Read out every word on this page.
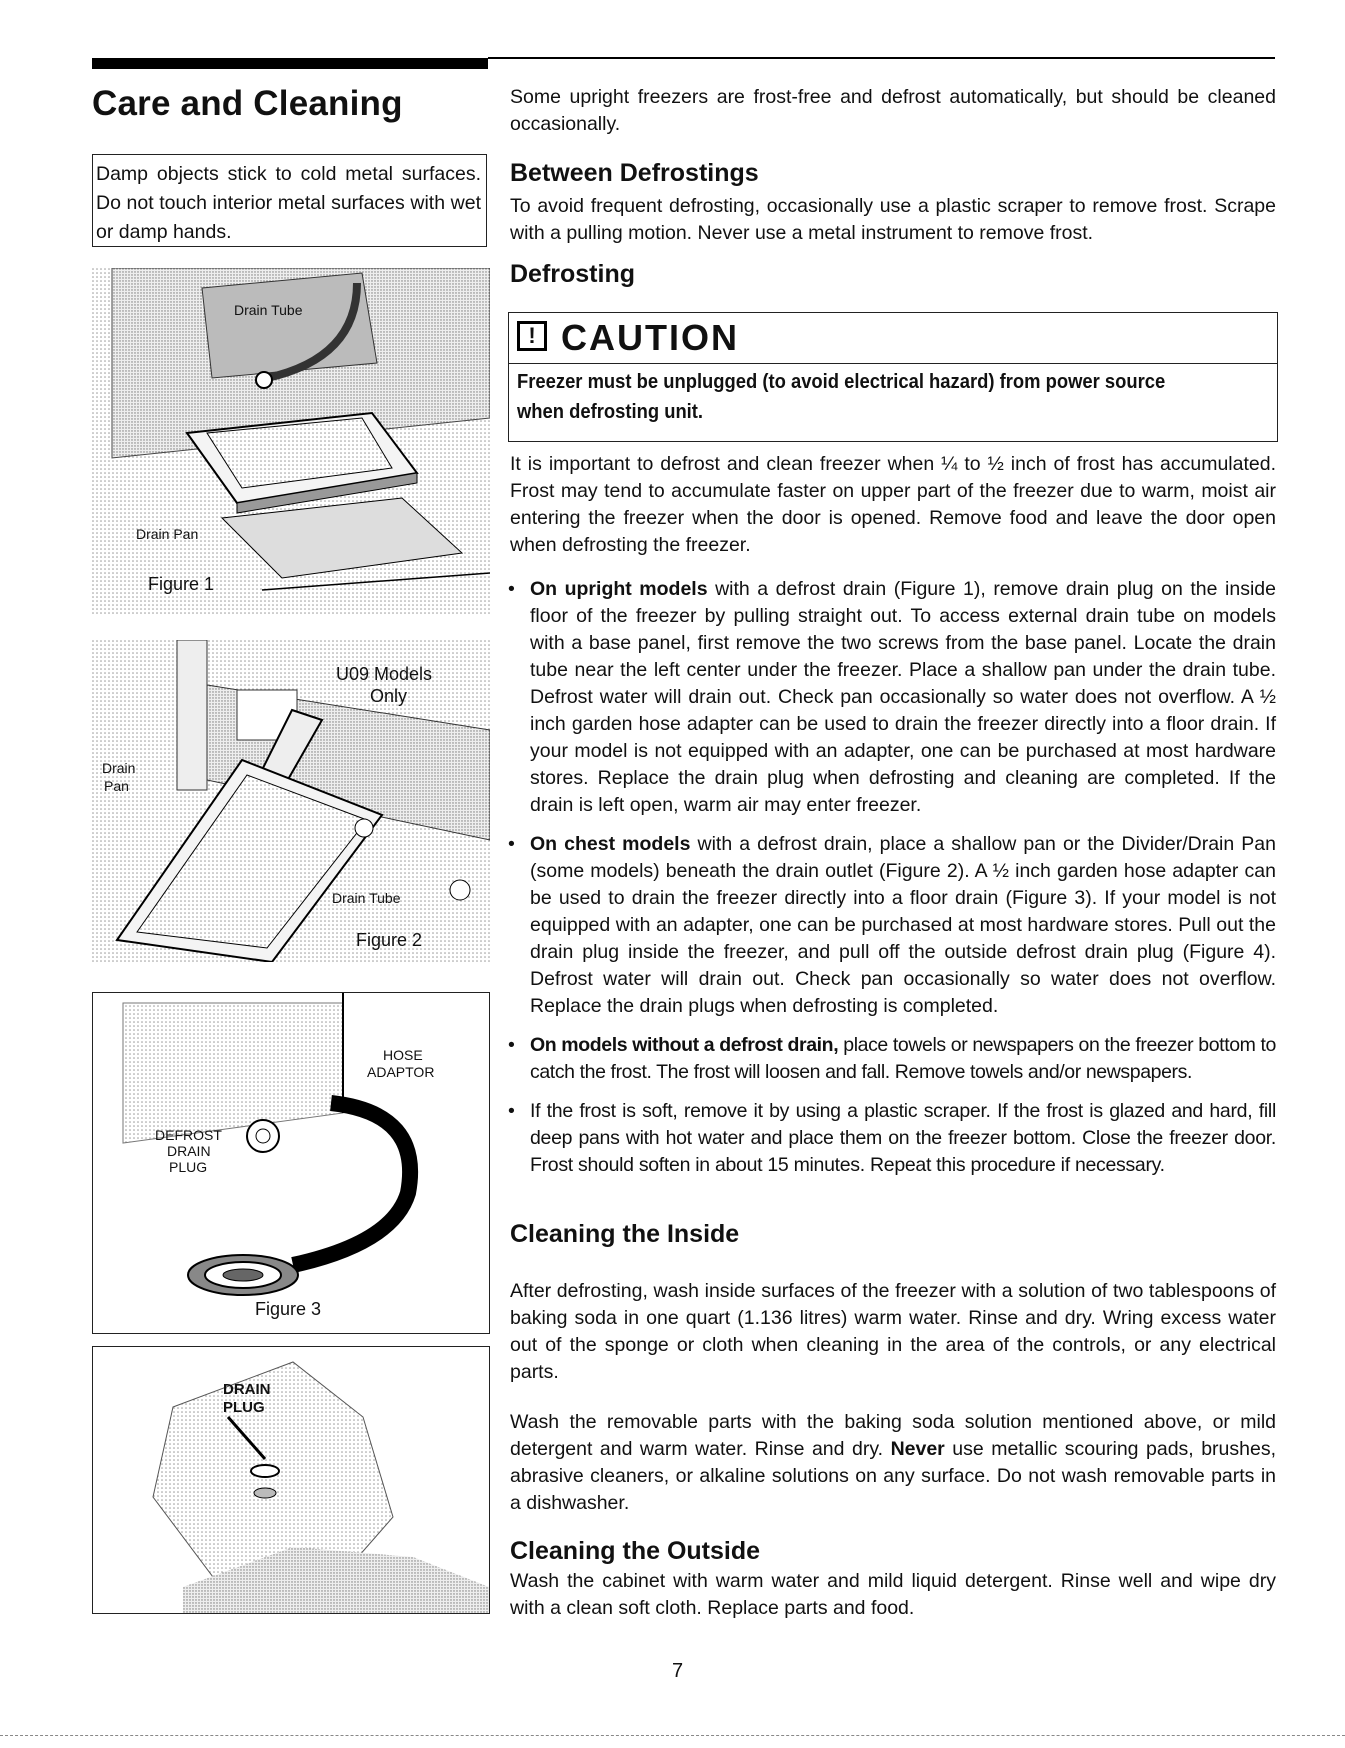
Care and Cleaning
Damp objects stick to cold metal surfaces. Do not touch interior metal surfaces with wet or damp hands.
Drain Tube
Drain Pan
Figure 1
U09 Models
Only
Drain
Pan
Drain Tube
Figure 2
HOSE
ADAPTOR
DEFROST
DRAIN
PLUG
Figure 3
DRAIN
PLUG
Some upright freezers are frost-free and defrost automatically, but should be cleaned occasionally.
Between Defrostings
To avoid frequent defrosting, occasionally use a plastic scraper to remove frost. Scrape with a pulling motion. Never use a metal instrument to remove frost.
Defrosting
! CAUTION
Freezer must be unplugged (to avoid electrical hazard) from power source when defrosting unit.
It is important to defrost and clean freezer when ¼ to ½ inch of frost has accumulated. Frost may tend to accumulate faster on upper part of the freezer due to warm, moist air entering the freezer when the door is opened. Remove food and leave the door open when defrosting the freezer.
• On upright models with a defrost drain (Figure 1), remove drain plug on the inside floor of the freezer by pulling straight out. To access external drain tube on models with a base panel, first remove the two screws from the base panel. Locate the drain tube near the left center under the freezer. Place a shallow pan under the drain tube. Defrost water will drain out. Check pan occasionally so water does not overflow. A ½ inch garden hose adapter can be used to drain the freezer directly into a floor drain. If your model is not equipped with an adapter, one can be purchased at most hardware stores. Replace the drain plug when defrosting and cleaning are completed. If the drain is left open, warm air may enter freezer.
• On chest models with a defrost drain, place a shallow pan or the Divider/Drain Pan (some models) beneath the drain outlet (Figure 2). A ½ inch garden hose adapter can be used to drain the freezer directly into a floor drain (Figure 3). If your model is not equipped with an adapter, one can be purchased at most hardware stores. Pull out the drain plug inside the freezer, and pull off the outside defrost drain plug (Figure 4). Defrost water will drain out. Check pan occasionally so water does not overflow. Replace the drain plugs when defrosting is completed.
• On models without a defrost drain, place towels or newspapers on the freezer bottom to catch the frost. The frost will loosen and fall. Remove towels and/or newspapers.
• If the frost is soft, remove it by using a plastic scraper. If the frost is glazed and hard, fill deep pans with hot water and place them on the freezer bottom. Close the freezer door. Frost should soften in about 15 minutes. Repeat this procedure if necessary.
Cleaning the Inside
After defrosting, wash inside surfaces of the freezer with a solution of two tablespoons of baking soda in one quart (1.136 litres) warm water. Rinse and dry. Wring excess water out of the sponge or cloth when cleaning in the area of the controls, or any electrical parts.
Wash the removable parts with the baking soda solution mentioned above, or mild detergent and warm water. Rinse and dry. Never use metallic scouring pads, brushes, abrasive cleaners, or alkaline solutions on any surface. Do not wash removable parts in a dishwasher.
Cleaning the Outside
Wash the cabinet with warm water and mild liquid detergent. Rinse well and wipe dry with a clean soft cloth. Replace parts and food.
7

## Work to do
What is needed is an exact reproduction of the data, pictures excluded.

## Response to the exercise
Read out every word on this page.
Care and Cleaning
Damp objects stick to cold metal surfaces. Do not touch interior metal surfaces with wet or damp hands.
Drain Tube
Drain Pan
Figure 1
U09 Models
Only
Drain
Pan
Drain Tube
Figure 2
HOSE
ADAPTOR
DEFROST
DRAIN
PLUG
Figure 3
DRAIN
PLUG
Some upright freezers are frost-free and defrost automatically, but should be cleaned occasionally.
Between Defrostings
To avoid frequent defrosting, occasionally use a plastic scraper to remove frost. Scrape with a pulling motion. Never use a metal instrument to remove frost.
Defrosting
! CAUTION
Freezer must be unplugged (to avoid electrical hazard) from power source when defrosting unit.
It is important to defrost and clean freezer when ¼ to ½ inch of frost has accumulated. Frost may tend to accumulate faster on upper part of the freezer due to warm, moist air entering the freezer when the door is opened. Remove food and leave the door open when defrosting the freezer.
• On upright models with a defrost drain (Figure 1), remove drain plug on the inside floor of the freezer by pulling straight out. To access external drain tube on models with a base panel, first remove the two screws from the base panel. Locate the drain tube near the left center under the freezer. Place a shallow pan under the drain tube. Defrost water will drain out. Check pan occasionally so water does not overflow. A ½ inch garden hose adapter can be used to drain the freezer directly into a floor drain. If your model is not equipped with an adapter, one can be purchased at most hardware stores. Replace the drain plug when defrosting and cleaning are completed. If the drain is left open, warm air may enter freezer.
• On chest models with a defrost drain, place a shallow pan or the Divider/Drain Pan (some models) beneath the drain outlet (Figure 2). A ½ inch garden hose adapter can be used to drain the freezer directly into a floor drain (Figure 3). If your model is not equipped with an adapter, one can be purchased at most hardware stores. Pull out the drain plug inside the freezer, and pull off the outside defrost drain plug (Figure 4). Defrost water will drain out. Check pan occasionally so water does not overflow. Replace the drain plugs when defrosting is completed.
• On models without a defrost drain, place towels or newspapers on the freezer bottom to catch the frost. The frost will loosen and fall. Remove towels and/or newspapers.
• If the frost is soft, remove it by using a plastic scraper. If the frost is glazed and hard, fill deep pans with hot water and place them on the freezer bottom. Close the freezer door. Frost should soften in about 15 minutes. Repeat this procedure if necessary.
Cleaning the Inside
After defrosting, wash inside surfaces of the freezer with a solution of two tablespoons of baking soda in one quart (1.136 litres) warm water. Rinse and dry. Wring excess water out of the sponge or cloth when cleaning in the area of the controls, or any electrical parts.
Wash the removable parts with the baking soda solution mentioned above, or mild detergent and warm water. Rinse and dry. Never use metallic scouring pads, brushes, abrasive cleaners, or alkaline solutions on any surface. Do not wash removable parts in a dishwasher.
Cleaning the Outside
Wash the cabinet with warm water and mild liquid detergent. Rinse well and wipe dry with a clean soft cloth. Replace parts and food.
7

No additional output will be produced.